### AIM OF THE TASK
Return each line of the material verbatim.

### ENTRIES PROVIDED
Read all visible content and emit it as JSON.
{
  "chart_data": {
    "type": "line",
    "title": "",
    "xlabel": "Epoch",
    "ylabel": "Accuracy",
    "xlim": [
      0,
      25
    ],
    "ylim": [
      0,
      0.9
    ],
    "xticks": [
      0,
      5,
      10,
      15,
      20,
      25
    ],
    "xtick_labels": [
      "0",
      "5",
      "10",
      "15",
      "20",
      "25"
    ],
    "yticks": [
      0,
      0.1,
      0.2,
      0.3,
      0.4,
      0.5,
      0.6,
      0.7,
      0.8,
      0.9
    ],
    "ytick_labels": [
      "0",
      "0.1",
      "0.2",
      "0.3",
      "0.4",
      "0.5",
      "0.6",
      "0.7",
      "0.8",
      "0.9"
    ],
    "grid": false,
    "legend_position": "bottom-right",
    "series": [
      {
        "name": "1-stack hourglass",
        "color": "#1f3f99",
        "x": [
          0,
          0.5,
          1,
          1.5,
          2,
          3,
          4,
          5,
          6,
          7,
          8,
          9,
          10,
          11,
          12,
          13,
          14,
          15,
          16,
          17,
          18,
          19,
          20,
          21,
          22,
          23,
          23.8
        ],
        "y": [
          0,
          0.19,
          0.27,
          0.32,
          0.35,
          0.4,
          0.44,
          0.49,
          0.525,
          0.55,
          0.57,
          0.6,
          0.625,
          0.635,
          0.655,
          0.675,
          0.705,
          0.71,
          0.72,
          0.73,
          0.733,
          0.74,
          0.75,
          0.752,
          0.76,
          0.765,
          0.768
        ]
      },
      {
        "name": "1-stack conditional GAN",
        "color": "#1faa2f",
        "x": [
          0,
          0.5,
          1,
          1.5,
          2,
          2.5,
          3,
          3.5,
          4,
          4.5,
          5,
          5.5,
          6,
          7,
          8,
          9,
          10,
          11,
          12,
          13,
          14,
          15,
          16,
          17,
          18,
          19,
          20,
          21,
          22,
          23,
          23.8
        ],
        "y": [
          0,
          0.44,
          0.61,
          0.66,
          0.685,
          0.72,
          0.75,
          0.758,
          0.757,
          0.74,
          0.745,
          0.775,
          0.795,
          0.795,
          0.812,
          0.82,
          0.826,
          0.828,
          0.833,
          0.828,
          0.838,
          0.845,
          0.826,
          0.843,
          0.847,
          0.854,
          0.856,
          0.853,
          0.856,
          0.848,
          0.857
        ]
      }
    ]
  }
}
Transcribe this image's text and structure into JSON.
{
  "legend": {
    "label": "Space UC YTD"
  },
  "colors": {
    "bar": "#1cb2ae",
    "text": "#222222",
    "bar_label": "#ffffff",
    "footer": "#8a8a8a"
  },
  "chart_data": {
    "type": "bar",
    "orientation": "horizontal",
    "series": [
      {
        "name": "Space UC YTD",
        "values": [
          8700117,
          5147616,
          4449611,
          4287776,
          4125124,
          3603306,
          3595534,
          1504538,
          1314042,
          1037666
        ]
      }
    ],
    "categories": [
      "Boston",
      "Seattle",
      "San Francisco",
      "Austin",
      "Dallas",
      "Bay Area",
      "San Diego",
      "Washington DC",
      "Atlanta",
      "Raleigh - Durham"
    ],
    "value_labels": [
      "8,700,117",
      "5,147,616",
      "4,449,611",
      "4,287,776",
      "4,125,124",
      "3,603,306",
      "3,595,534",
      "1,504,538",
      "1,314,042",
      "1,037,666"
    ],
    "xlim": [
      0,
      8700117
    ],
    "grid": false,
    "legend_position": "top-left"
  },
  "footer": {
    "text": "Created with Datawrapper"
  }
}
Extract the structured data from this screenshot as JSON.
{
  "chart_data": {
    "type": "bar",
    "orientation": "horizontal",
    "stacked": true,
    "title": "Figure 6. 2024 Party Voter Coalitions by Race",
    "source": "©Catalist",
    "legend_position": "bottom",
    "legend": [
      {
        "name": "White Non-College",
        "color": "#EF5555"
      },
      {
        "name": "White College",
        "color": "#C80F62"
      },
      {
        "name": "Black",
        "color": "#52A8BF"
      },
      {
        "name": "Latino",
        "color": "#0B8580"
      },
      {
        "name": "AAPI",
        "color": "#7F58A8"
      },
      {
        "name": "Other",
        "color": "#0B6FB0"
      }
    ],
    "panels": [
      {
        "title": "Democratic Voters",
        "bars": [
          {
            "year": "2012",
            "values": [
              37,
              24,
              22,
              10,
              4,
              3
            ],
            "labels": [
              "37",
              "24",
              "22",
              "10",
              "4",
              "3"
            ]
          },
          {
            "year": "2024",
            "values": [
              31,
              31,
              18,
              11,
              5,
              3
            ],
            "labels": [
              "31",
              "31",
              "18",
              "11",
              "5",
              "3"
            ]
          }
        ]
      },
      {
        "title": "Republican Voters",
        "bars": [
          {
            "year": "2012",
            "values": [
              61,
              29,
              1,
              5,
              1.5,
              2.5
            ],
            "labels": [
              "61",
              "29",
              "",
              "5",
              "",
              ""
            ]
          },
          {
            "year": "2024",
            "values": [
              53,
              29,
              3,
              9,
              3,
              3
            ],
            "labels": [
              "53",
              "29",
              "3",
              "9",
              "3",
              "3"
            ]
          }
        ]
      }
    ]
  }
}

### SOLVED PROBLEM
Read all visible content and emit it as JSON.
{
  "chart_data": {
    "type": "line",
    "title": "",
    "xlabel": "Epoch",
    "ylabel": "Accuracy",
    "xlim": [
      0,
      25
    ],
    "ylim": [
      0,
      0.9
    ],
    "xticks": [
      0,
      5,
      10,
      15,
      20,
      25
    ],
    "xtick_labels": [
      "0",
      "5",
      "10",
      "15",
      "20",
      "25"
    ],
    "yticks": [
      0,
      0.1,
      0.2,
      0.3,
      0.4,
      0.5,
      0.6,
      0.7,
      0.8,
      0.9
    ],
    "ytick_labels": [
      "0",
      "0.1",
      "0.2",
      "0.3",
      "0.4",
      "0.5",
      "0.6",
      "0.7",
      "0.8",
      "0.9"
    ],
    "grid": false,
    "legend_position": "bottom-right",
    "series": [
      {
        "name": "1-stack hourglass",
        "color": "#1f3f99",
        "x": [
          0,
          0.5,
          1,
          1.5,
          2,
          3,
          4,
          5,
          6,
          7,
          8,
          9,
          10,
          11,
          12,
          13,
          14,
          15,
          16,
          17,
          18,
          19,
          20,
          21,
          22,
          23,
          23.8
        ],
        "y": [
          0,
          0.19,
          0.27,
          0.32,
          0.35,
          0.4,
          0.44,
          0.49,
          0.525,
          0.55,
          0.57,
          0.6,
          0.625,
          0.635,
          0.655,
          0.675,
          0.705,
          0.71,
          0.72,
          0.73,
          0.733,
          0.74,
          0.75,
          0.752,
          0.76,
          0.765,
          0.768
        ]
      },
      {
        "name": "1-stack conditional GAN",
        "color": "#1faa2f",
        "x": [
          0,
          0.5,
          1,
          1.5,
          2,
          2.5,
          3,
          3.5,
          4,
          4.5,
          5,
          5.5,
          6,
          7,
          8,
          9,
          10,
          11,
          12,
          13,
          14,
          15,
          16,
          17,
          18,
          19,
          20,
          21,
          22,
          23,
          23.8
        ],
        "y": [
          0,
          0.44,
          0.61,
          0.66,
          0.685,
          0.72,
          0.75,
          0.758,
          0.757,
          0.74,
          0.745,
          0.775,
          0.795,
          0.795,
          0.812,
          0.82,
          0.826,
          0.828,
          0.833,
          0.828,
          0.838,
          0.845,
          0.826,
          0.843,
          0.847,
          0.854,
          0.856,
          0.853,
          0.856,
          0.848,
          0.857
        ]
      }
    ]
  }
}
Transcribe this image's text and structure into JSON.
{
  "legend": {
    "label": "Space UC YTD"
  },
  "colors": {
    "bar": "#1cb2ae",
    "text": "#222222",
    "bar_label": "#ffffff",
    "footer": "#8a8a8a"
  },
  "chart_data": {
    "type": "bar",
    "orientation": "horizontal",
    "series": [
      {
        "name": "Space UC YTD",
        "values": [
          8700117,
          5147616,
          4449611,
          4287776,
          4125124,
          3603306,
          3595534,
          1504538,
          1314042,
          1037666
        ]
      }
    ],
    "categories": [
      "Boston",
      "Seattle",
      "San Francisco",
      "Austin",
      "Dallas",
      "Bay Area",
      "San Diego",
      "Washington DC",
      "Atlanta",
      "Raleigh - Durham"
    ],
    "value_labels": [
      "8,700,117",
      "5,147,616",
      "4,449,611",
      "4,287,776",
      "4,125,124",
      "3,603,306",
      "3,595,534",
      "1,504,538",
      "1,314,042",
      "1,037,666"
    ],
    "xlim": [
      0,
      8700117
    ],
    "grid": false,
    "legend_position": "top-left"
  },
  "footer": {
    "text": "Created with Datawrapper"
  }
}
Extract the structured data from this screenshot as JSON.
{
  "chart_data": {
    "type": "bar",
    "orientation": "horizontal",
    "stacked": true,
    "title": "Figure 6. 2024 Party Voter Coalitions by Race",
    "source": "©Catalist",
    "legend_position": "bottom",
    "legend": [
      {
        "name": "White Non-College",
        "color": "#EF5555"
      },
      {
        "name": "White College",
        "color": "#C80F62"
      },
      {
        "name": "Black",
        "color": "#52A8BF"
      },
      {
        "name": "Latino",
        "color": "#0B8580"
      },
      {
        "name": "AAPI",
        "color": "#7F58A8"
      },
      {
        "name": "Other",
        "color": "#0B6FB0"
      }
    ],
    "panels": [
      {
        "title": "Democratic Voters",
        "bars": [
          {
            "year": "2012",
            "values": [
              37,
              24,
              22,
              10,
              4,
              3
            ],
            "labels": [
              "37",
              "24",
              "22",
              "10",
              "4",
              "3"
            ]
          },
          {
            "year": "2024",
            "values": [
              31,
              31,
              18,
              11,
              5,
              3
            ],
            "labels": [
              "31",
              "31",
              "18",
              "11",
              "5",
              "3"
            ]
          }
        ]
      },
      {
        "title": "Republican Voters",
        "bars": [
          {
            "year": "2012",
            "values": [
              61,
              29,
              1,
              5,
              1.5,
              2.5
            ],
            "labels": [
              "61",
              "29",
              "",
              "5",
              "",
              ""
            ]
          },
          {
            "year": "2024",
            "values": [
              53,
              29,
              3,
              9,
              3,
              3
            ],
            "labels": [
              "53",
              "29",
              "3",
              "9",
              "3",
              "3"
            ]
          }
        ]
      }
    ]
  }
}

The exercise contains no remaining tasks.